• Brief
Leave out the pictures and repeat every record exactly.

# # # #

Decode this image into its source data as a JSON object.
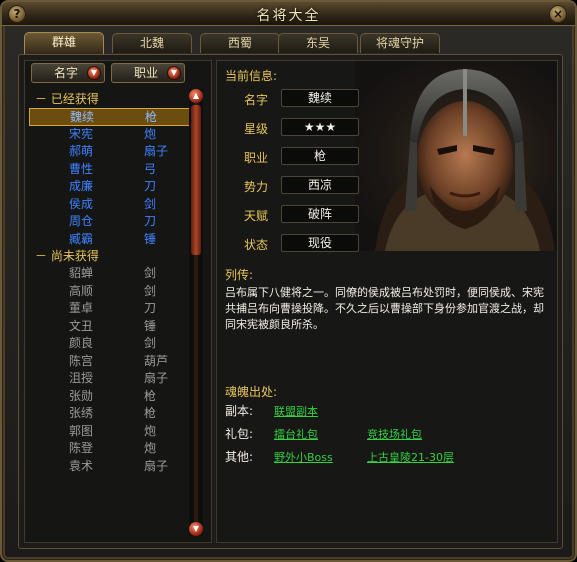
{
  "window": {
    "title": "名将大全"
  },
  "tabs": [
    {
      "label": "群雄",
      "active": true
    },
    {
      "label": "北魏",
      "active": false
    },
    {
      "label": "西蜀",
      "active": false
    },
    {
      "label": "东吴",
      "active": false
    },
    {
      "label": "将魂守护",
      "active": false
    }
  ],
  "sort": {
    "name_label": "名字",
    "job_label": "职业"
  },
  "list": {
    "owned_header": "已经获得",
    "owned": [
      {
        "name": "魏续",
        "weapon": "枪",
        "selected": true
      },
      {
        "name": "宋宪",
        "weapon": "炮"
      },
      {
        "name": "郝萌",
        "weapon": "扇子"
      },
      {
        "name": "曹性",
        "weapon": "弓"
      },
      {
        "name": "成廉",
        "weapon": "刀"
      },
      {
        "name": "侯成",
        "weapon": "剑"
      },
      {
        "name": "周仓",
        "weapon": "刀"
      },
      {
        "name": "臧霸",
        "weapon": "锤"
      }
    ],
    "not_owned_header": "尚未获得",
    "not_owned": [
      {
        "name": "貂蝉",
        "weapon": "剑"
      },
      {
        "name": "高顺",
        "weapon": "剑"
      },
      {
        "name": "董卓",
        "weapon": "刀"
      },
      {
        "name": "文丑",
        "weapon": "锤"
      },
      {
        "name": "颜良",
        "weapon": "剑"
      },
      {
        "name": "陈宫",
        "weapon": "葫芦"
      },
      {
        "name": "沮授",
        "weapon": "扇子"
      },
      {
        "name": "张勋",
        "weapon": "枪"
      },
      {
        "name": "张绣",
        "weapon": "枪"
      },
      {
        "name": "郭图",
        "weapon": "炮"
      },
      {
        "name": "陈登",
        "weapon": "炮"
      },
      {
        "name": "袁术",
        "weapon": "扇子"
      }
    ]
  },
  "info": {
    "current_label": "当前信息:",
    "attrs": [
      {
        "label": "名字",
        "value": "魏续"
      },
      {
        "label": "星级",
        "value": "★★★"
      },
      {
        "label": "职业",
        "value": "枪"
      },
      {
        "label": "势力",
        "value": "西凉"
      },
      {
        "label": "天赋",
        "value": "破阵"
      },
      {
        "label": "状态",
        "value": "现役"
      }
    ],
    "bio_label": "列传:",
    "bio": "吕布属下八健将之一。同僚的侯成被吕布处罚时，便同侯成、宋宪共捕吕布向曹操投降。不久之后以曹操部下身份参加官渡之战，却同宋宪被颜良所杀。",
    "source_label": "魂魄出处:",
    "sources": {
      "dungeon_label": "副本:",
      "dungeon_links": [
        "联盟副本"
      ],
      "gift_label": "礼包:",
      "gift_links": [
        "擂台礼包",
        "竞技场礼包"
      ],
      "other_label": "其他:",
      "other_links": [
        "野外小Boss",
        "上古皇陵21-30层"
      ]
    }
  },
  "colors": {
    "gold": "#e8c55a",
    "owned_blue": "#3f82ff",
    "link_green": "#35d143"
  }
}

# # # #

• Finished exercise
Decode this image into its source data as a JSON object.
{
  "window": {
    "title": "名将大全"
  },
  "tabs": [
    {
      "label": "群雄",
      "active": true
    },
    {
      "label": "北魏",
      "active": false
    },
    {
      "label": "西蜀",
      "active": false
    },
    {
      "label": "东吴",
      "active": false
    },
    {
      "label": "将魂守护",
      "active": false
    }
  ],
  "sort": {
    "name_label": "名字",
    "job_label": "职业"
  },
  "list": {
    "owned_header": "已经获得",
    "owned": [
      {
        "name": "魏续",
        "weapon": "枪",
        "selected": true
      },
      {
        "name": "宋宪",
        "weapon": "炮"
      },
      {
        "name": "郝萌",
        "weapon": "扇子"
      },
      {
        "name": "曹性",
        "weapon": "弓"
      },
      {
        "name": "成廉",
        "weapon": "刀"
      },
      {
        "name": "侯成",
        "weapon": "剑"
      },
      {
        "name": "周仓",
        "weapon": "刀"
      },
      {
        "name": "臧霸",
        "weapon": "锤"
      }
    ],
    "not_owned_header": "尚未获得",
    "not_owned": [
      {
        "name": "貂蝉",
        "weapon": "剑"
      },
      {
        "name": "高顺",
        "weapon": "剑"
      },
      {
        "name": "董卓",
        "weapon": "刀"
      },
      {
        "name": "文丑",
        "weapon": "锤"
      },
      {
        "name": "颜良",
        "weapon": "剑"
      },
      {
        "name": "陈宫",
        "weapon": "葫芦"
      },
      {
        "name": "沮授",
        "weapon": "扇子"
      },
      {
        "name": "张勋",
        "weapon": "枪"
      },
      {
        "name": "张绣",
        "weapon": "枪"
      },
      {
        "name": "郭图",
        "weapon": "炮"
      },
      {
        "name": "陈登",
        "weapon": "炮"
      },
      {
        "name": "袁术",
        "weapon": "扇子"
      }
    ]
  },
  "info": {
    "current_label": "当前信息:",
    "attrs": [
      {
        "label": "名字",
        "value": "魏续"
      },
      {
        "label": "星级",
        "value": "★★★"
      },
      {
        "label": "职业",
        "value": "枪"
      },
      {
        "label": "势力",
        "value": "西凉"
      },
      {
        "label": "天赋",
        "value": "破阵"
      },
      {
        "label": "状态",
        "value": "现役"
      }
    ],
    "bio_label": "列传:",
    "bio": "吕布属下八健将之一。同僚的侯成被吕布处罚时，便同侯成、宋宪共捕吕布向曹操投降。不久之后以曹操部下身份参加官渡之战，却同宋宪被颜良所杀。",
    "source_label": "魂魄出处:",
    "sources": {
      "dungeon_label": "副本:",
      "dungeon_links": [
        "联盟副本"
      ],
      "gift_label": "礼包:",
      "gift_links": [
        "擂台礼包",
        "竞技场礼包"
      ],
      "other_label": "其他:",
      "other_links": [
        "野外小Boss",
        "上古皇陵21-30层"
      ]
    }
  },
  "colors": {
    "gold": "#e8c55a",
    "owned_blue": "#3f82ff",
    "link_green": "#35d143"
  }
}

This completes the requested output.